[Data records]
◆ ◆ ◆ ◆ ◆

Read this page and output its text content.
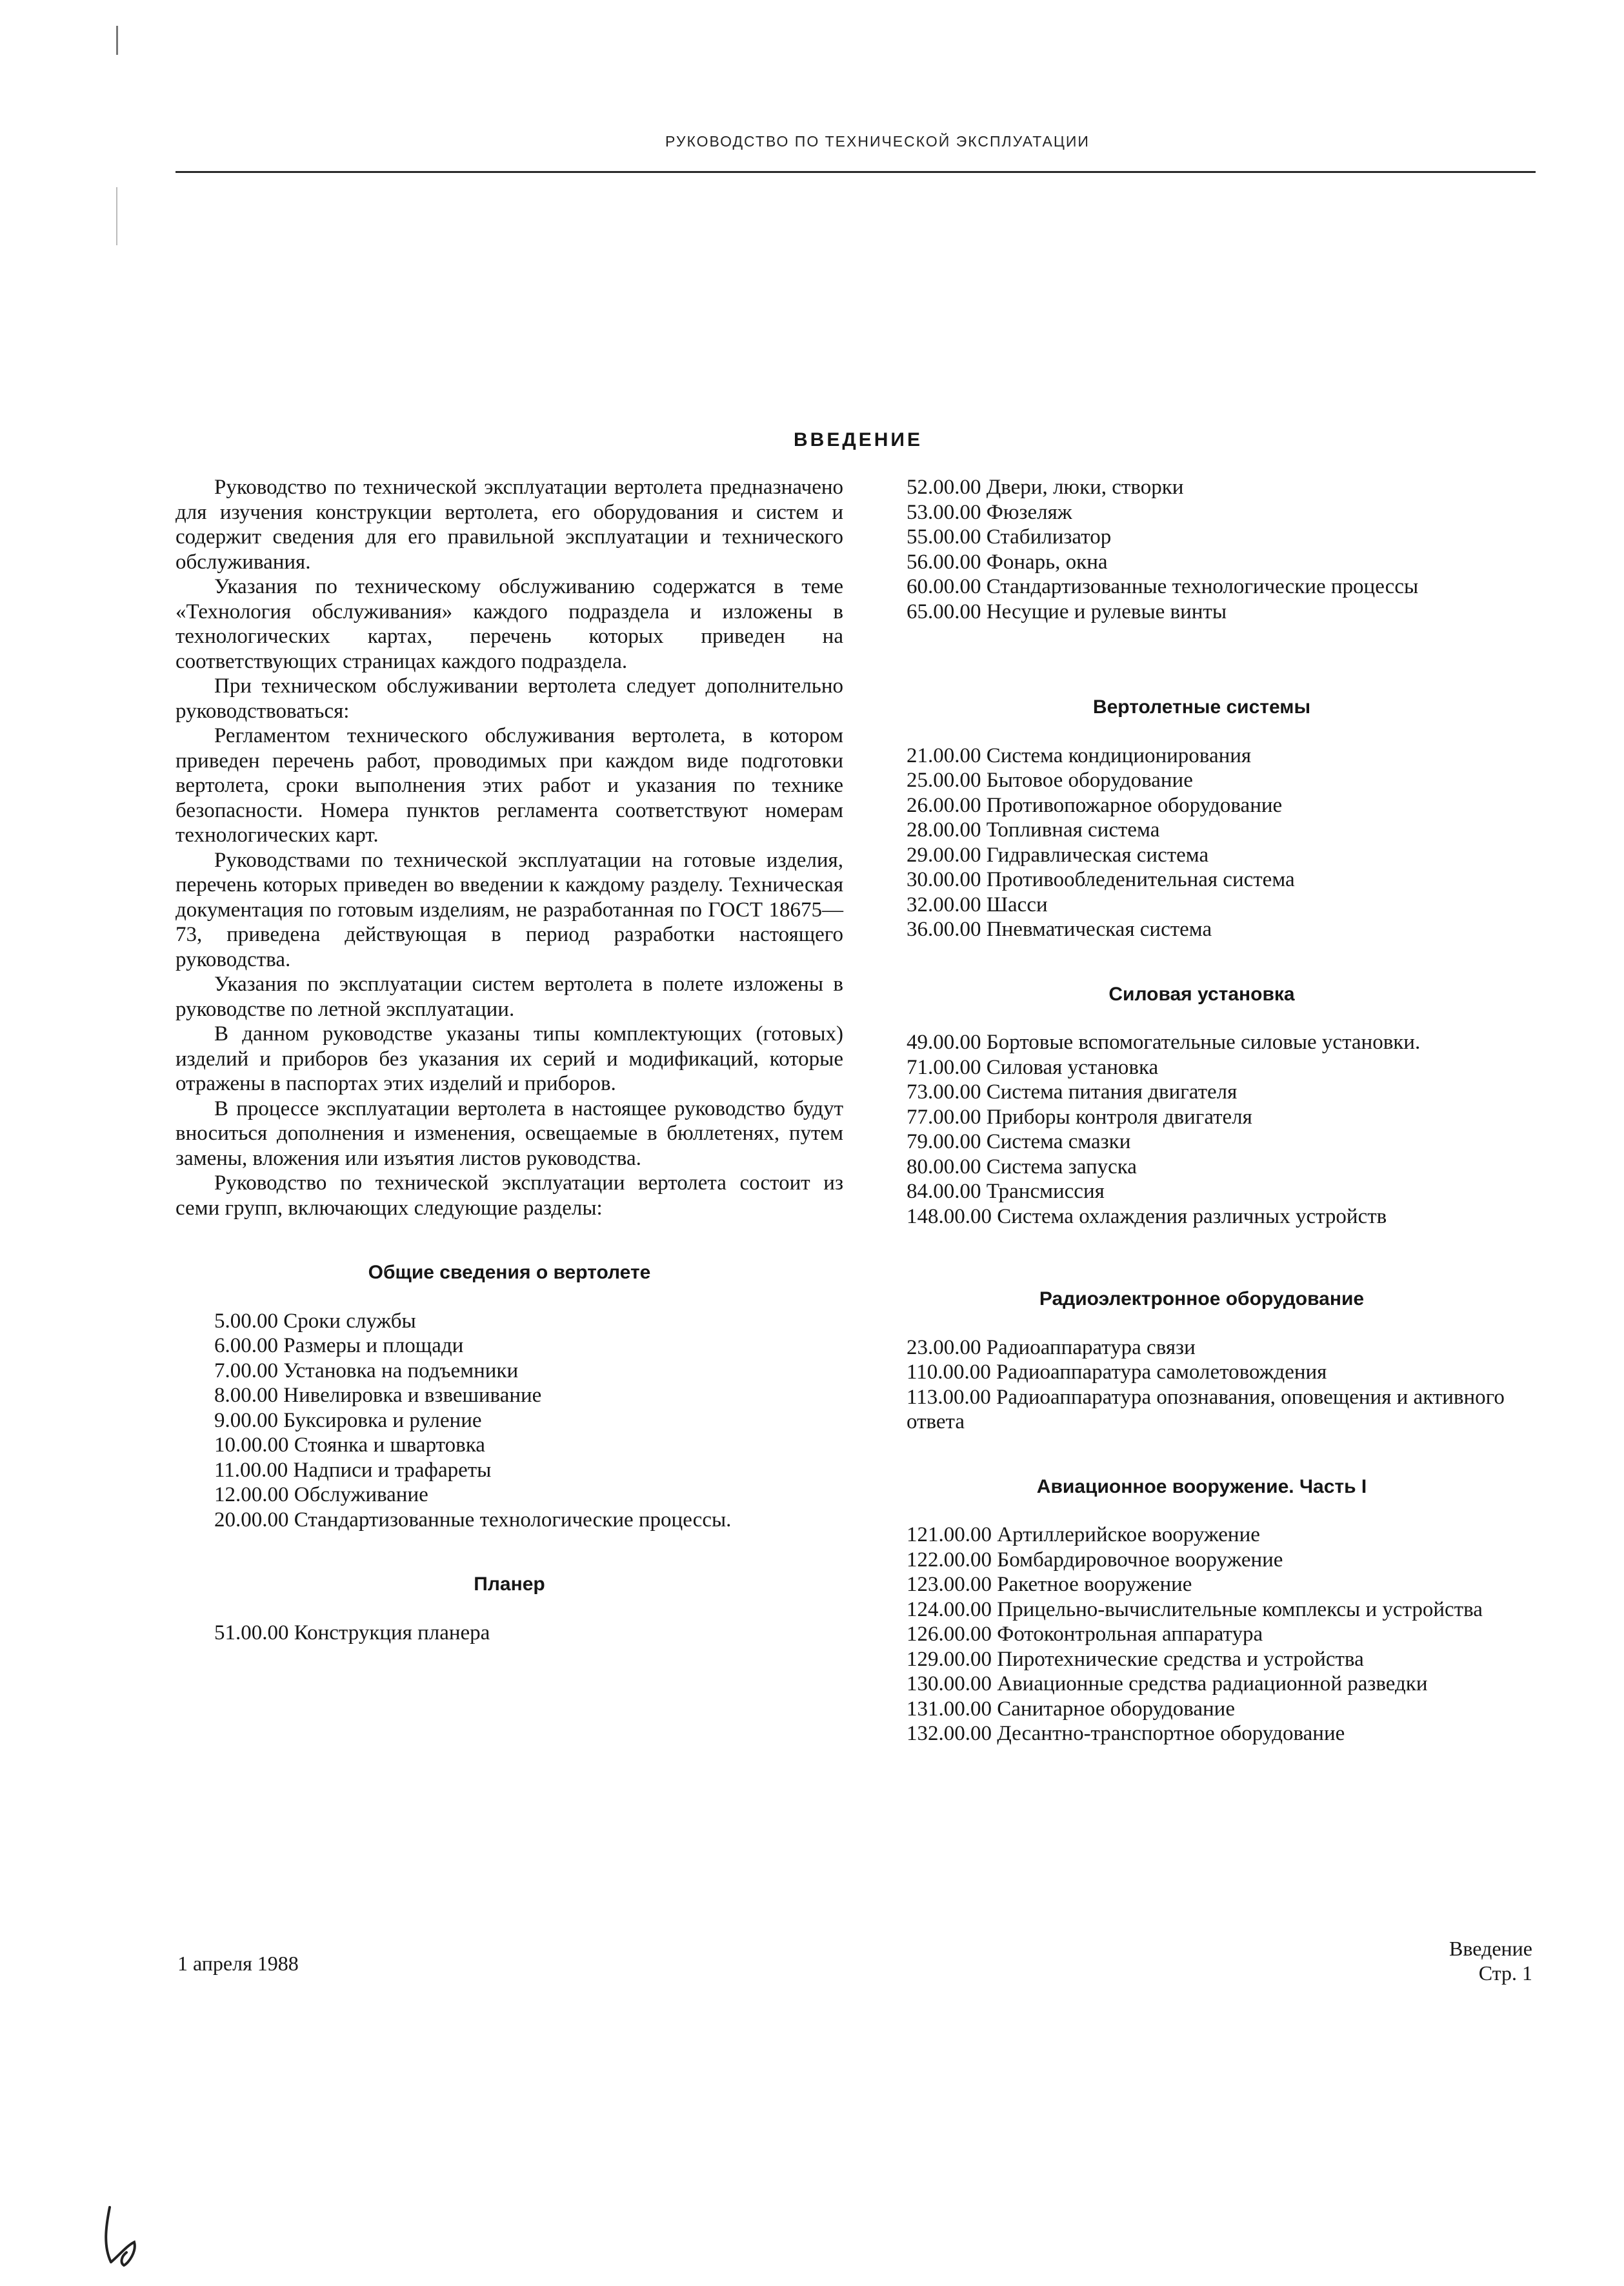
РУКОВОДСТВО ПО ТЕХНИЧЕСКОЙ ЭКСПЛУАТАЦИИ
ВВЕДЕНИЕ

Руководство по технической эксплуатации вертолета предназначено для изучения конструкции вертолета, его оборудования и систем и содержит сведения для его правильной эксплуатации и технического обслуживания.

Указания по техническому обслуживанию содержатся в теме «Технология обслуживания» каждого подраздела и изложены в технологических картах, перечень которых приведен на соответствующих страницах каждого подраздела.

При техническом обслуживании вертолета следует дополнительно руководствоваться:

Регламентом технического обслуживания вертолета, в котором приведен перечень работ, проводимых при каждом виде подготовки вертолета, сроки выполнения этих работ и указания по технике безопасности. Номера пунктов регламента соответствуют номерам технологических карт.

Руководствами по технической эксплуатации на готовые изделия, перечень которых приведен во введении к каждому разделу. Техническая документация по готовым изделиям, не разработанная по ГОСТ 18675—73, приведена действующая в период разработки настоящего руководства.

Указания по эксплуатации систем вертолета в полете изложены в руководстве по летной эксплуатации.

В данном руководстве указаны типы комплектующих (готовых) изделий и приборов без указания их серий и модификаций, которые отражены в паспортах этих изделий и приборов.

В процессе эксплуатации вертолета в настоящее руководство будут вноситься дополнения и изменения, освещаемые в бюллетенях, путем замены, вложения или изъятия листов руководства.

Руководство по технической эксплуатации вертолета состоит из семи групп, включающих следующие разделы:

Общие сведения о вертолете

5.00.00 Сроки службы

6.00.00 Размеры и площади

7.00.00 Установка на подъемники

8.00.00 Нивелировка и взвешивание

9.00.00 Буксировка и руление

10.00.00 Стоянка и швартовка

11.00.00 Надписи и трафареты

12.00.00 Обслуживание

20.00.00 Стандартизованные технологические процессы.

Планер

51.00.00 Конструкция планера

52.00.00 Двери, люки, створки

53.00.00 Фюзеляж

55.00.00 Стабилизатор

56.00.00 Фонарь, окна

60.00.00 Стандартизованные технологические процессы

65.00.00 Несущие и рулевые винты

Вертолетные системы

21.00.00 Система кондиционирования

25.00.00 Бытовое оборудование

26.00.00 Противопожарное оборудование

28.00.00 Топливная система

29.00.00 Гидравлическая система

30.00.00 Противообледенительная система

32.00.00 Шасси

36.00.00 Пневматическая система

Силовая установка

49.00.00 Бортовые вспомогательные силовые установки.

71.00.00 Силовая установка

73.00.00 Система питания двигателя

77.00.00 Приборы контроля двигателя

79.00.00 Система смазки

80.00.00 Система запуска

84.00.00 Трансмиссия

148.00.00 Система охлаждения различных устройств

Радиоэлектронное оборудование

23.00.00 Радиоаппаратура связи

110.00.00 Радиоаппаратура самолетовождения

113.00.00 Радиоаппаратура опознавания, оповещения и активного ответа

Авиационное вооружение. Часть I

121.00.00 Артиллерийское вооружение

122.00.00 Бомбардировочное вооружение

123.00.00 Ракетное вооружение

124.00.00 Прицельно-вычислительные комплексы и устройства

126.00.00 Фотоконтрольная аппаратура

129.00.00 Пиротехнические средства и устройства

130.00.00 Авиационные средства радиационной разведки

131.00.00 Санитарное оборудование

132.00.00 Десантно-транспортное оборудование

1 апреля 1988
Введение
Стр. 1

◆ ◆ ◆ ◆ ◆

EXERCISE PROMPT:
Find every line in the records above that holds the word "руководстве", and copy each one.

WRITTEN RESPONSE:
Указания по эксплуатации систем вертолета в полете изложены в руководстве по летной эксплуатации.
В данном руководстве указаны типы комплектующих (готовых) изделий и приборов без указания их серий и модификаций, которые отражены в паспортах этих изделий и приборов.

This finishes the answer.